Exercise directions: Please transcribe every one of the lines below, keeping each character and number unchanged.

[Recorded data]
____________________

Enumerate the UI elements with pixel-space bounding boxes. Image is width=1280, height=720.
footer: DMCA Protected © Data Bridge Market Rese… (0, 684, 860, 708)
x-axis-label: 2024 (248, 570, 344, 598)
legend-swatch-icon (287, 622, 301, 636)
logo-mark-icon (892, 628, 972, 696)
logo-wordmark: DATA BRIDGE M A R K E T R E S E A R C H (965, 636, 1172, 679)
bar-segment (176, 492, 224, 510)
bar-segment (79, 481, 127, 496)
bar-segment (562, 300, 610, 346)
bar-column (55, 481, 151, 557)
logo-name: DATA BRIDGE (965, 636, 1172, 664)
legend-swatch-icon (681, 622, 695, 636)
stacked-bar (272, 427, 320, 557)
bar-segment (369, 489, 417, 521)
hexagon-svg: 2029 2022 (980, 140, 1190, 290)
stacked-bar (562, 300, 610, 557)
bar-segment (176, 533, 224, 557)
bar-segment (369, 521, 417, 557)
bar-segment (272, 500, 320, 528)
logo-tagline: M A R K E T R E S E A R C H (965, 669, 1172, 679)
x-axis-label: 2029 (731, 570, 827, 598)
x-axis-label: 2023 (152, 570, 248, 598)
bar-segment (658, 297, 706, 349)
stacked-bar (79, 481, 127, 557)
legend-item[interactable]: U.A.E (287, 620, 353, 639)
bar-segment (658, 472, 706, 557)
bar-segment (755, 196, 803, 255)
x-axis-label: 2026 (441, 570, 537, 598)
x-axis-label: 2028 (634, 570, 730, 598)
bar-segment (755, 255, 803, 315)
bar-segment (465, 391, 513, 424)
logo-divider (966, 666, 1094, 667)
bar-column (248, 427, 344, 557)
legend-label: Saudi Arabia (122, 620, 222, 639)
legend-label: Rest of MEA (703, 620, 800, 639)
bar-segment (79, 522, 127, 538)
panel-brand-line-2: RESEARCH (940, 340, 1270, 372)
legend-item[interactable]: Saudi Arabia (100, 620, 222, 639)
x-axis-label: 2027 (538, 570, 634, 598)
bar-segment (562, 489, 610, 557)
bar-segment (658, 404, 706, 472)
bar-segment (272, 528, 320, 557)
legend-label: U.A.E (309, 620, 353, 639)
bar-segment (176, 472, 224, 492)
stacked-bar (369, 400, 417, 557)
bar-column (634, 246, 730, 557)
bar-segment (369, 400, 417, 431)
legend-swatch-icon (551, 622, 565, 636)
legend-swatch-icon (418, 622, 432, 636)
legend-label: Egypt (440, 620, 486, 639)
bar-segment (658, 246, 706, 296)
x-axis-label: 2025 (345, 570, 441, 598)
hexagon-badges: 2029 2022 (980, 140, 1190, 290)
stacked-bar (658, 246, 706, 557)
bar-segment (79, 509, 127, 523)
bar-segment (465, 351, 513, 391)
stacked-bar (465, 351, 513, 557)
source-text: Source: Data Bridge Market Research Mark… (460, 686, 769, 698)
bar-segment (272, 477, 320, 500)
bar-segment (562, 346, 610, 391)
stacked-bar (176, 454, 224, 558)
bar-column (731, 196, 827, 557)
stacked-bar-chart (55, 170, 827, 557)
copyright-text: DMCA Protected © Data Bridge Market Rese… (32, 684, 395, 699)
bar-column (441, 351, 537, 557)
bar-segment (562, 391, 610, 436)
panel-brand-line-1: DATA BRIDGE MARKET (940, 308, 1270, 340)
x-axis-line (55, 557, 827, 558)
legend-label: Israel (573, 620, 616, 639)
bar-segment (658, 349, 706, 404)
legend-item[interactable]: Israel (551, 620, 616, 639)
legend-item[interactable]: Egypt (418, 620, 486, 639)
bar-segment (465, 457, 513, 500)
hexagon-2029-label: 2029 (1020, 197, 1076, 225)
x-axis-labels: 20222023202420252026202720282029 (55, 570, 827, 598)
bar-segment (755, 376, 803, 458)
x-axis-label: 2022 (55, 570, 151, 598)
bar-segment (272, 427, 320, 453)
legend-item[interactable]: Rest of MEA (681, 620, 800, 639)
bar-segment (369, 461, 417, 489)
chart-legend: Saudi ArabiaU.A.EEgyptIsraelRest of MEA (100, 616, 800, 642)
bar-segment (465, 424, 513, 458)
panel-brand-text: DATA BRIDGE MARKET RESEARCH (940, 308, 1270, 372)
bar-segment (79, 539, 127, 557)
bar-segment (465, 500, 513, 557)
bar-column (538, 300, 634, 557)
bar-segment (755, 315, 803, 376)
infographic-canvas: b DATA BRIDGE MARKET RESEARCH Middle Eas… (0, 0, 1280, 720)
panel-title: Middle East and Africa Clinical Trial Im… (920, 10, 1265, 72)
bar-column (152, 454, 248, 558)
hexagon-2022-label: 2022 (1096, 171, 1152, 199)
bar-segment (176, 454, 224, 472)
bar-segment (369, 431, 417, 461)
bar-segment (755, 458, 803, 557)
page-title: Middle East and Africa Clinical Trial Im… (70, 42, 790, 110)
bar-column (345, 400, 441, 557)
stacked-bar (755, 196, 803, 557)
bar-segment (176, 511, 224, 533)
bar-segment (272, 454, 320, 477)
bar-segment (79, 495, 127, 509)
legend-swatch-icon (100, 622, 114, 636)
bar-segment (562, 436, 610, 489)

____________________

Output:
Enumerate the UI elements with pixel-space bounding boxes. Image is width=1280, height=720.
footer: DMCA Protected © Data Bridge Market Rese… (0, 684, 860, 708)
x-axis-label: 2024 (248, 570, 344, 598)
legend-swatch-icon (287, 622, 301, 636)
logo-mark-icon (892, 628, 972, 696)
logo-wordmark: DATA BRIDGE M A R K E T R E S E A R C H (965, 636, 1172, 679)
bar-segment (176, 492, 224, 510)
bar-segment (79, 481, 127, 496)
bar-segment (562, 300, 610, 346)
bar-column (55, 481, 151, 557)
logo-name: DATA BRIDGE (965, 636, 1172, 664)
legend-swatch-icon (681, 622, 695, 636)
stacked-bar (272, 427, 320, 557)
bar-segment (369, 489, 417, 521)
hexagon-svg: 2029 2022 (980, 140, 1190, 290)
stacked-bar (562, 300, 610, 557)
bar-segment (176, 533, 224, 557)
bar-segment (369, 521, 417, 557)
bar-segment (272, 500, 320, 528)
logo-tagline: M A R K E T R E S E A R C H (965, 669, 1172, 679)
x-axis-label: 2029 (731, 570, 827, 598)
x-axis-label: 2023 (152, 570, 248, 598)
bar-segment (658, 297, 706, 349)
stacked-bar (79, 481, 127, 557)
legend-item[interactable]: U.A.E (287, 620, 353, 639)
bar-segment (658, 472, 706, 557)
bar-segment (755, 196, 803, 255)
x-axis-label: 2026 (441, 570, 537, 598)
x-axis-label: 2028 (634, 570, 730, 598)
bar-segment (755, 255, 803, 315)
bar-segment (465, 391, 513, 424)
logo-divider (966, 666, 1094, 667)
bar-column (248, 427, 344, 557)
legend-label: Saudi Arabia (122, 620, 222, 639)
legend-label: Rest of MEA (703, 620, 800, 639)
bar-segment (79, 522, 127, 538)
panel-brand-line-2: RESEARCH (940, 340, 1270, 372)
legend-item[interactable]: Saudi Arabia (100, 620, 222, 639)
x-axis-label: 2027 (538, 570, 634, 598)
bar-segment (562, 489, 610, 557)
bar-segment (658, 404, 706, 472)
bar-segment (272, 528, 320, 557)
legend-label: U.A.E (309, 620, 353, 639)
bar-segment (176, 472, 224, 492)
stacked-bar (369, 400, 417, 557)
bar-column (634, 246, 730, 557)
bar-segment (369, 400, 417, 431)
legend-swatch-icon (551, 622, 565, 636)
legend-swatch-icon (418, 622, 432, 636)
legend-label: Egypt (440, 620, 486, 639)
bar-segment (658, 246, 706, 296)
x-axis-label: 2025 (345, 570, 441, 598)
hexagon-badges: 2029 2022 (980, 140, 1190, 290)
stacked-bar (658, 246, 706, 557)
bar-segment (79, 509, 127, 523)
bar-segment (465, 351, 513, 391)
stacked-bar (465, 351, 513, 557)
source-text: Source: Data Bridge Market Research Mark… (460, 686, 769, 698)
bar-segment (272, 477, 320, 500)
bar-segment (562, 346, 610, 391)
stacked-bar (176, 454, 224, 558)
bar-column (731, 196, 827, 557)
stacked-bar-chart (55, 170, 827, 557)
copyright-text: DMCA Protected © Data Bridge Market Rese… (32, 684, 395, 699)
bar-column (441, 351, 537, 557)
bar-segment (562, 391, 610, 436)
panel-brand-line-1: DATA BRIDGE MARKET (940, 308, 1270, 340)
x-axis-line (55, 557, 827, 558)
legend-label: Israel (573, 620, 616, 639)
bar-segment (658, 349, 706, 404)
legend-item[interactable]: Israel (551, 620, 616, 639)
legend-item[interactable]: Egypt (418, 620, 486, 639)
bar-segment (465, 457, 513, 500)
hexagon-2029-label: 2029 (1020, 197, 1076, 225)
x-axis-labels: 20222023202420252026202720282029 (55, 570, 827, 598)
bar-segment (755, 376, 803, 458)
x-axis-label: 2022 (55, 570, 151, 598)
bar-segment (272, 427, 320, 453)
legend-item[interactable]: Rest of MEA (681, 620, 800, 639)
bar-segment (369, 461, 417, 489)
chart-legend: Saudi ArabiaU.A.EEgyptIsraelRest of MEA (100, 616, 800, 642)
bar-segment (465, 424, 513, 458)
panel-brand-text: DATA BRIDGE MARKET RESEARCH (940, 308, 1270, 372)
bar-segment (79, 539, 127, 557)
bar-segment (465, 500, 513, 557)
bar-column (538, 300, 634, 557)
bar-segment (755, 315, 803, 376)
infographic-canvas: b DATA BRIDGE MARKET RESEARCH Middle Eas… (0, 0, 1280, 720)
panel-title: Middle East and Africa Clinical Trial Im… (920, 10, 1265, 72)
bar-column (152, 454, 248, 558)
hexagon-2022-label: 2022 (1096, 171, 1152, 199)
bar-segment (176, 454, 224, 472)
bar-segment (369, 431, 417, 461)
bar-segment (755, 458, 803, 557)
page-title: Middle East and Africa Clinical Trial Im… (70, 42, 790, 110)
bar-column (345, 400, 441, 557)
stacked-bar (755, 196, 803, 557)
bar-segment (176, 511, 224, 533)
bar-segment (272, 454, 320, 477)
bar-segment (79, 495, 127, 509)
legend-swatch-icon (100, 622, 114, 636)
bar-segment (562, 436, 610, 489)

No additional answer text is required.